**Exercise prompt**
Look through the lines below and extract each one that contains "color".

________________________

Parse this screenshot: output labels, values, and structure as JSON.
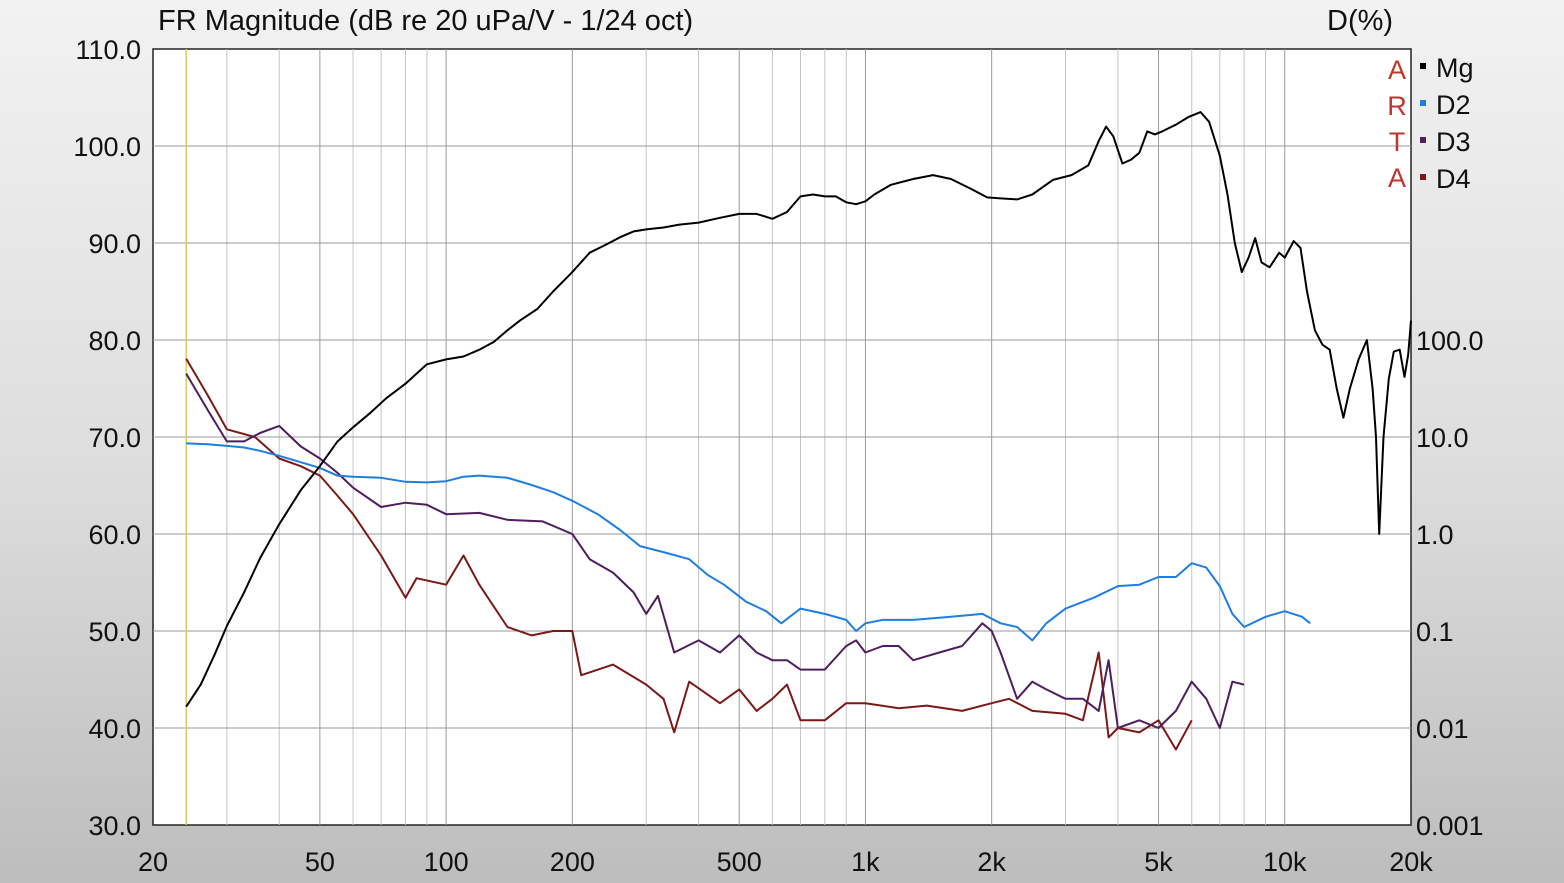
{
  "chart_data": {
    "type": "line",
    "title": "FR Magnitude (dB re 20 uPa/V - 1/24 oct)",
    "right_axis_label": "D(%)",
    "x_scale": "log",
    "xlim": [
      20,
      20000
    ],
    "x_ticks": [
      {
        "value": 20,
        "label": "20"
      },
      {
        "value": 50,
        "label": "50"
      },
      {
        "value": 100,
        "label": "100"
      },
      {
        "value": 200,
        "label": "200"
      },
      {
        "value": 500,
        "label": "500"
      },
      {
        "value": 1000,
        "label": "1k"
      },
      {
        "value": 2000,
        "label": "2k"
      },
      {
        "value": 5000,
        "label": "5k"
      },
      {
        "value": 10000,
        "label": "10k"
      },
      {
        "value": 20000,
        "label": "20k"
      }
    ],
    "ylim": [
      30,
      110
    ],
    "y_ticks": [
      "30.0",
      "40.0",
      "50.0",
      "60.0",
      "70.0",
      "80.0",
      "90.0",
      "100.0",
      "110.0"
    ],
    "y2_scale": "log",
    "y2lim": [
      0.001,
      100
    ],
    "y2_ticks": [
      "0.001",
      "0.01",
      "0.1",
      "1.0",
      "10.0",
      "100.0"
    ],
    "grid": true,
    "marker_frequency": 24,
    "brand_letters": [
      "A",
      "R",
      "T",
      "A"
    ],
    "legend_placement": "top-right",
    "series": [
      {
        "name": "Mg",
        "color": "#000000",
        "axis": "left",
        "points": [
          [
            24,
            42.2
          ],
          [
            26,
            44.5
          ],
          [
            28,
            47.5
          ],
          [
            30,
            50.5
          ],
          [
            33,
            54
          ],
          [
            36,
            57.5
          ],
          [
            40,
            61
          ],
          [
            45,
            64.5
          ],
          [
            50,
            67
          ],
          [
            55,
            69.5
          ],
          [
            60,
            71
          ],
          [
            66,
            72.5
          ],
          [
            72,
            74
          ],
          [
            80,
            75.5
          ],
          [
            90,
            77.5
          ],
          [
            100,
            78
          ],
          [
            110,
            78.3
          ],
          [
            120,
            79
          ],
          [
            130,
            79.8
          ],
          [
            140,
            81
          ],
          [
            150,
            82
          ],
          [
            165,
            83.2
          ],
          [
            180,
            85
          ],
          [
            200,
            87
          ],
          [
            220,
            89
          ],
          [
            240,
            89.8
          ],
          [
            260,
            90.6
          ],
          [
            280,
            91.2
          ],
          [
            300,
            91.4
          ],
          [
            330,
            91.6
          ],
          [
            360,
            91.9
          ],
          [
            400,
            92.1
          ],
          [
            450,
            92.6
          ],
          [
            500,
            93
          ],
          [
            550,
            93
          ],
          [
            600,
            92.5
          ],
          [
            650,
            93.2
          ],
          [
            700,
            94.8
          ],
          [
            750,
            95
          ],
          [
            800,
            94.8
          ],
          [
            850,
            94.8
          ],
          [
            900,
            94.2
          ],
          [
            950,
            94
          ],
          [
            1000,
            94.3
          ],
          [
            1050,
            95
          ],
          [
            1150,
            96
          ],
          [
            1300,
            96.6
          ],
          [
            1450,
            97
          ],
          [
            1600,
            96.6
          ],
          [
            1800,
            95.5
          ],
          [
            1950,
            94.7
          ],
          [
            2100,
            94.6
          ],
          [
            2300,
            94.5
          ],
          [
            2500,
            95
          ],
          [
            2800,
            96.5
          ],
          [
            3100,
            97
          ],
          [
            3400,
            98
          ],
          [
            3600,
            100.5
          ],
          [
            3750,
            102
          ],
          [
            3900,
            101
          ],
          [
            4100,
            98.2
          ],
          [
            4300,
            98.6
          ],
          [
            4500,
            99.3
          ],
          [
            4700,
            101.5
          ],
          [
            4900,
            101.2
          ],
          [
            5100,
            101.5
          ],
          [
            5500,
            102.2
          ],
          [
            5900,
            103
          ],
          [
            6300,
            103.5
          ],
          [
            6600,
            102.5
          ],
          [
            7000,
            99
          ],
          [
            7300,
            95
          ],
          [
            7600,
            90
          ],
          [
            7900,
            87
          ],
          [
            8200,
            88.5
          ],
          [
            8500,
            90.5
          ],
          [
            8800,
            88
          ],
          [
            9200,
            87.5
          ],
          [
            9700,
            89
          ],
          [
            10000,
            88.5
          ],
          [
            10500,
            90.2
          ],
          [
            10900,
            89.5
          ],
          [
            11300,
            85
          ],
          [
            11800,
            81
          ],
          [
            12300,
            79.5
          ],
          [
            12800,
            79
          ],
          [
            13300,
            75
          ],
          [
            13800,
            72
          ],
          [
            14300,
            75
          ],
          [
            15000,
            78
          ],
          [
            15700,
            80
          ],
          [
            16200,
            75
          ],
          [
            16500,
            70
          ],
          [
            16800,
            60
          ],
          [
            17200,
            70
          ],
          [
            17700,
            76
          ],
          [
            18200,
            78.8
          ],
          [
            18800,
            79
          ],
          [
            19300,
            76.2
          ],
          [
            19700,
            78.5
          ],
          [
            20000,
            82
          ]
        ]
      },
      {
        "name": "D2",
        "color": "#1e7fe0",
        "axis": "right",
        "points": [
          [
            24,
            8.6
          ],
          [
            27,
            8.4
          ],
          [
            30,
            8.1
          ],
          [
            33,
            7.8
          ],
          [
            36,
            7.2
          ],
          [
            40,
            6.4
          ],
          [
            45,
            5.5
          ],
          [
            50,
            4.8
          ],
          [
            55,
            4.0
          ],
          [
            60,
            3.9
          ],
          [
            70,
            3.8
          ],
          [
            80,
            3.45
          ],
          [
            90,
            3.4
          ],
          [
            100,
            3.5
          ],
          [
            110,
            3.9
          ],
          [
            120,
            4.0
          ],
          [
            140,
            3.8
          ],
          [
            160,
            3.2
          ],
          [
            180,
            2.7
          ],
          [
            200,
            2.2
          ],
          [
            230,
            1.6
          ],
          [
            260,
            1.1
          ],
          [
            290,
            0.75
          ],
          [
            330,
            0.65
          ],
          [
            380,
            0.55
          ],
          [
            420,
            0.38
          ],
          [
            460,
            0.3
          ],
          [
            520,
            0.2
          ],
          [
            580,
            0.16
          ],
          [
            630,
            0.12
          ],
          [
            700,
            0.17
          ],
          [
            800,
            0.15
          ],
          [
            900,
            0.13
          ],
          [
            950,
            0.1
          ],
          [
            1000,
            0.12
          ],
          [
            1100,
            0.13
          ],
          [
            1300,
            0.13
          ],
          [
            1600,
            0.14
          ],
          [
            1900,
            0.15
          ],
          [
            2100,
            0.12
          ],
          [
            2300,
            0.11
          ],
          [
            2500,
            0.08
          ],
          [
            2700,
            0.12
          ],
          [
            3000,
            0.17
          ],
          [
            3500,
            0.22
          ],
          [
            4000,
            0.29
          ],
          [
            4500,
            0.3
          ],
          [
            5000,
            0.36
          ],
          [
            5500,
            0.36
          ],
          [
            6000,
            0.5
          ],
          [
            6500,
            0.45
          ],
          [
            7000,
            0.29
          ],
          [
            7500,
            0.15
          ],
          [
            8000,
            0.11
          ],
          [
            9000,
            0.14
          ],
          [
            10000,
            0.16
          ],
          [
            11000,
            0.14
          ],
          [
            11500,
            0.12
          ]
        ]
      },
      {
        "name": "D3",
        "color": "#4e1e5e",
        "axis": "right",
        "points": [
          [
            24,
            45
          ],
          [
            27,
            19
          ],
          [
            30,
            9
          ],
          [
            33,
            9
          ],
          [
            36,
            11
          ],
          [
            40,
            13
          ],
          [
            45,
            8
          ],
          [
            50,
            6
          ],
          [
            55,
            4.3
          ],
          [
            60,
            3
          ],
          [
            70,
            1.9
          ],
          [
            80,
            2.1
          ],
          [
            90,
            2
          ],
          [
            100,
            1.6
          ],
          [
            120,
            1.65
          ],
          [
            140,
            1.4
          ],
          [
            170,
            1.35
          ],
          [
            200,
            1.0
          ],
          [
            220,
            0.55
          ],
          [
            250,
            0.4
          ],
          [
            280,
            0.25
          ],
          [
            300,
            0.15
          ],
          [
            320,
            0.23
          ],
          [
            350,
            0.06
          ],
          [
            400,
            0.08
          ],
          [
            450,
            0.06
          ],
          [
            500,
            0.09
          ],
          [
            550,
            0.06
          ],
          [
            600,
            0.05
          ],
          [
            650,
            0.05
          ],
          [
            700,
            0.04
          ],
          [
            800,
            0.04
          ],
          [
            900,
            0.07
          ],
          [
            950,
            0.08
          ],
          [
            1000,
            0.06
          ],
          [
            1100,
            0.07
          ],
          [
            1200,
            0.07
          ],
          [
            1300,
            0.05
          ],
          [
            1500,
            0.06
          ],
          [
            1700,
            0.07
          ],
          [
            1900,
            0.12
          ],
          [
            2000,
            0.1
          ],
          [
            2100,
            0.06
          ],
          [
            2300,
            0.02
          ],
          [
            2500,
            0.03
          ],
          [
            2700,
            0.025
          ],
          [
            3000,
            0.02
          ],
          [
            3300,
            0.02
          ],
          [
            3600,
            0.015
          ],
          [
            3800,
            0.05
          ],
          [
            4000,
            0.01
          ],
          [
            4500,
            0.012
          ],
          [
            5000,
            0.01
          ],
          [
            5500,
            0.015
          ],
          [
            6000,
            0.03
          ],
          [
            6500,
            0.02
          ],
          [
            7000,
            0.01
          ],
          [
            7500,
            0.03
          ],
          [
            8000,
            0.028
          ]
        ]
      },
      {
        "name": "D4",
        "color": "#7b1818",
        "axis": "right",
        "points": [
          [
            24,
            64
          ],
          [
            27,
            27
          ],
          [
            30,
            12
          ],
          [
            35,
            10
          ],
          [
            40,
            6
          ],
          [
            45,
            5
          ],
          [
            50,
            4
          ],
          [
            55,
            2.5
          ],
          [
            60,
            1.6
          ],
          [
            70,
            0.6
          ],
          [
            80,
            0.22
          ],
          [
            85,
            0.35
          ],
          [
            100,
            0.3
          ],
          [
            110,
            0.6
          ],
          [
            120,
            0.3
          ],
          [
            140,
            0.11
          ],
          [
            160,
            0.09
          ],
          [
            180,
            0.1
          ],
          [
            200,
            0.1
          ],
          [
            210,
            0.035
          ],
          [
            250,
            0.045
          ],
          [
            300,
            0.028
          ],
          [
            330,
            0.02
          ],
          [
            350,
            0.009
          ],
          [
            380,
            0.03
          ],
          [
            450,
            0.018
          ],
          [
            500,
            0.025
          ],
          [
            550,
            0.015
          ],
          [
            600,
            0.02
          ],
          [
            650,
            0.028
          ],
          [
            700,
            0.012
          ],
          [
            800,
            0.012
          ],
          [
            900,
            0.018
          ],
          [
            1000,
            0.018
          ],
          [
            1200,
            0.016
          ],
          [
            1400,
            0.017
          ],
          [
            1700,
            0.015
          ],
          [
            2000,
            0.018
          ],
          [
            2200,
            0.02
          ],
          [
            2500,
            0.015
          ],
          [
            3000,
            0.014
          ],
          [
            3300,
            0.012
          ],
          [
            3600,
            0.06
          ],
          [
            3800,
            0.008
          ],
          [
            4000,
            0.01
          ],
          [
            4500,
            0.009
          ],
          [
            5000,
            0.012
          ],
          [
            5500,
            0.006
          ],
          [
            6000,
            0.012
          ]
        ]
      }
    ]
  }
}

________________________

**Solution for this task**
        "color": "#000000",
        "color": "#1e7fe0",
        "color": "#4e1e5e",
        "color": "#7b1818",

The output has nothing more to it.